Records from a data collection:
|---|

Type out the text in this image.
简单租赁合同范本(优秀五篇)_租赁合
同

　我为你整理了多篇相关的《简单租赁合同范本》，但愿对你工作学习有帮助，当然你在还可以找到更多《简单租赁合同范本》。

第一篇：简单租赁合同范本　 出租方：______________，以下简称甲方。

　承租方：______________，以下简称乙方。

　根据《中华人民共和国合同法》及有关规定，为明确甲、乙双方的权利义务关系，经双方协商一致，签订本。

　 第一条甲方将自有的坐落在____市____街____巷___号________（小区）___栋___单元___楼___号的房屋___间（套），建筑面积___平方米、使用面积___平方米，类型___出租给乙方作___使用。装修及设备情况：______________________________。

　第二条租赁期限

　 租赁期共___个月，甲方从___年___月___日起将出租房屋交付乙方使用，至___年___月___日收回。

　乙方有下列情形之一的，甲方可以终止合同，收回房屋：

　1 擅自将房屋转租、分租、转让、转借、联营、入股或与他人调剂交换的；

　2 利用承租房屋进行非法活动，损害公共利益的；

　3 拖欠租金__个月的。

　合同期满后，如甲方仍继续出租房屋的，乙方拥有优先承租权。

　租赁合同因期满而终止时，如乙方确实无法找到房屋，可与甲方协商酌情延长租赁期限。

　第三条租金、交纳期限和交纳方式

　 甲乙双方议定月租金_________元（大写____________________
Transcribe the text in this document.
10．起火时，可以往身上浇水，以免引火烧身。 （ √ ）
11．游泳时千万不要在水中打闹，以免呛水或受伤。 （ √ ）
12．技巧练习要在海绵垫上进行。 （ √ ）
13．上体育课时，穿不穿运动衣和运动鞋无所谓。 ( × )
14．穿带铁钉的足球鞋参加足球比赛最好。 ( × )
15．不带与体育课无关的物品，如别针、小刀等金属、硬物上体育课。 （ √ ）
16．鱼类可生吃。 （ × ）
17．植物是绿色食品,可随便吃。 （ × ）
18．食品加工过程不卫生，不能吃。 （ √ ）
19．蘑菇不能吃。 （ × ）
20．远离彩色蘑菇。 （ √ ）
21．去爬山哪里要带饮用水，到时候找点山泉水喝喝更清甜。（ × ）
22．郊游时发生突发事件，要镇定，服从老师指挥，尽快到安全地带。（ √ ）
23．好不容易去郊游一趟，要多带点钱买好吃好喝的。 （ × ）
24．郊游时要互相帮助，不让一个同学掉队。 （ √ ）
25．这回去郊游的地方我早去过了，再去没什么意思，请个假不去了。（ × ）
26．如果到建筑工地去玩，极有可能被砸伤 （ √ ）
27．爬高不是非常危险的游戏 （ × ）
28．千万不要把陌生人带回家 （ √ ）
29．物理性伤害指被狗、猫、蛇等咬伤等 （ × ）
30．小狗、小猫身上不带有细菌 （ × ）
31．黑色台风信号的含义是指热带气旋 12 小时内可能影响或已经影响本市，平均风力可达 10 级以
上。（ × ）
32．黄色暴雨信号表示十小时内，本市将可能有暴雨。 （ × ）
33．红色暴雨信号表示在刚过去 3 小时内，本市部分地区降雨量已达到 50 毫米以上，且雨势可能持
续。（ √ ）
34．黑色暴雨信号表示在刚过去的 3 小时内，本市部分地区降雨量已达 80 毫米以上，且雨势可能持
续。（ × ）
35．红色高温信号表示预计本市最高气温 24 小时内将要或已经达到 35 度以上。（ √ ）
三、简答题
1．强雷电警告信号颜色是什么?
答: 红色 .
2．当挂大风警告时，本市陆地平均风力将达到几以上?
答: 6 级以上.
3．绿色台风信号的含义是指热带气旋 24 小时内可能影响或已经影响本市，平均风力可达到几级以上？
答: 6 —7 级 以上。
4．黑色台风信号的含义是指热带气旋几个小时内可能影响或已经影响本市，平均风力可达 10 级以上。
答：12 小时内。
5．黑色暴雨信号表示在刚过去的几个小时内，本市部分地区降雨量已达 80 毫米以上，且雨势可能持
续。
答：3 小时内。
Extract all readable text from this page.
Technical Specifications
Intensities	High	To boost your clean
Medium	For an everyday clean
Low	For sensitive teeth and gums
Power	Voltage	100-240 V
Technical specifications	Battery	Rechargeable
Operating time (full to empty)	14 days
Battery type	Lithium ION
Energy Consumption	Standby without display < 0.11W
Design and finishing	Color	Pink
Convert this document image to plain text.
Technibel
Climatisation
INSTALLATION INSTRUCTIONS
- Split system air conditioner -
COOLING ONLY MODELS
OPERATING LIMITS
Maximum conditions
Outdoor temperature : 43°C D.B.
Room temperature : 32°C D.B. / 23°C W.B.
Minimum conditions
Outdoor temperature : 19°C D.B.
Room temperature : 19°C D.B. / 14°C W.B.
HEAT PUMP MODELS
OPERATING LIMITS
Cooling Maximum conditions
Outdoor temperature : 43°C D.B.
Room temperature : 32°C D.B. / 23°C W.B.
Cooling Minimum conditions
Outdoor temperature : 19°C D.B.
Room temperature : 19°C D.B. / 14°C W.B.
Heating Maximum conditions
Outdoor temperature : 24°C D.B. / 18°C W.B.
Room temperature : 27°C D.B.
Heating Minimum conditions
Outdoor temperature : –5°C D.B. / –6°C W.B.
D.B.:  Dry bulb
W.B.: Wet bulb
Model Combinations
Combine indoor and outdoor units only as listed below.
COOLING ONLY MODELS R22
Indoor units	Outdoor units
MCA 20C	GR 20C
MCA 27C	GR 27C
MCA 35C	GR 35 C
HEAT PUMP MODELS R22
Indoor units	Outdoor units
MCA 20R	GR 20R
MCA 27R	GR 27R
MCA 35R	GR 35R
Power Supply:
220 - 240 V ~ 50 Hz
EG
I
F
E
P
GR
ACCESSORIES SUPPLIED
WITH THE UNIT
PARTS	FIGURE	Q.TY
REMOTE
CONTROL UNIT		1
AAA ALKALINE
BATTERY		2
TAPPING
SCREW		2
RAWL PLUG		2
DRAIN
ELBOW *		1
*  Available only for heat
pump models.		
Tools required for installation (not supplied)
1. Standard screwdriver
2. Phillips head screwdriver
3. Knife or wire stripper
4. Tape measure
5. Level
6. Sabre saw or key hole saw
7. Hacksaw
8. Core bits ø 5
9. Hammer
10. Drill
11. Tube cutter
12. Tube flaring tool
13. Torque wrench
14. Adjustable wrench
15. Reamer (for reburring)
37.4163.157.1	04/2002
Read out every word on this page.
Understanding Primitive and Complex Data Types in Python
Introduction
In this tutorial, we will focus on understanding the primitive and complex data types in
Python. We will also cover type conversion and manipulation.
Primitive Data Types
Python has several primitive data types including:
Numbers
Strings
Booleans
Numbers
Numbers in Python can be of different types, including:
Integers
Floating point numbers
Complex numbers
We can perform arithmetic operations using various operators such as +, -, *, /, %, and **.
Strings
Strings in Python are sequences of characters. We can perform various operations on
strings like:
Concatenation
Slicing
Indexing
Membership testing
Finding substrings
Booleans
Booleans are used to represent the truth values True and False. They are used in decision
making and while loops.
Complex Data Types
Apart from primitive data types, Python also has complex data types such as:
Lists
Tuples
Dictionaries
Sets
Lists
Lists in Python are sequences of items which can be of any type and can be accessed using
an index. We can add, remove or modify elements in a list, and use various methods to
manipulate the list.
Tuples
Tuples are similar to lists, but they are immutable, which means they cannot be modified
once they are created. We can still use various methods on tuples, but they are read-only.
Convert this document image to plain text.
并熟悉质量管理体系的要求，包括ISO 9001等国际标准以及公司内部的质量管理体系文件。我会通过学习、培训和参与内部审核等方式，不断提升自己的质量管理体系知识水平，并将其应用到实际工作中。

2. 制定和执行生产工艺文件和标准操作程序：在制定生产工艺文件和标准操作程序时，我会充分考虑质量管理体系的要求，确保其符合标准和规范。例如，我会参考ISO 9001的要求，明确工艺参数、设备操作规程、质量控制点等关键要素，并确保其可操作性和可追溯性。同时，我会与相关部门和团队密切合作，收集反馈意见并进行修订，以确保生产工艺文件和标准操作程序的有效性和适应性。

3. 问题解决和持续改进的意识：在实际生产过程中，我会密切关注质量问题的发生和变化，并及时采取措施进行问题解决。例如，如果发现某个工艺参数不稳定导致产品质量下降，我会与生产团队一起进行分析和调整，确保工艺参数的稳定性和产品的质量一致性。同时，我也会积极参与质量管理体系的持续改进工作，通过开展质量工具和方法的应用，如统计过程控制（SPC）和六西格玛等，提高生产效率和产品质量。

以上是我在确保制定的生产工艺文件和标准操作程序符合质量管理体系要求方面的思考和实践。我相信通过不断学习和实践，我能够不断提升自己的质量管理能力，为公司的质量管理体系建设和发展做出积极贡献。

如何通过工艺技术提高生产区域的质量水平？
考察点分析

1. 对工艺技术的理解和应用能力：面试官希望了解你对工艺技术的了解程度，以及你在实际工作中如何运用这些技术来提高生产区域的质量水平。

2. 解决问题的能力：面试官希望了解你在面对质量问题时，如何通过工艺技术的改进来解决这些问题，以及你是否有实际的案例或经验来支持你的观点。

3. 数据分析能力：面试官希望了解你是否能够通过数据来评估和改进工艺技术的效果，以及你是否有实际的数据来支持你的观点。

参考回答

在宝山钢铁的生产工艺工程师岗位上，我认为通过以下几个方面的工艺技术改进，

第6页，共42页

|---|

## What you are asked to do:
Give the number of lines above that hold the word "screwdriver", and nothing more.

## Solution for this problem:
2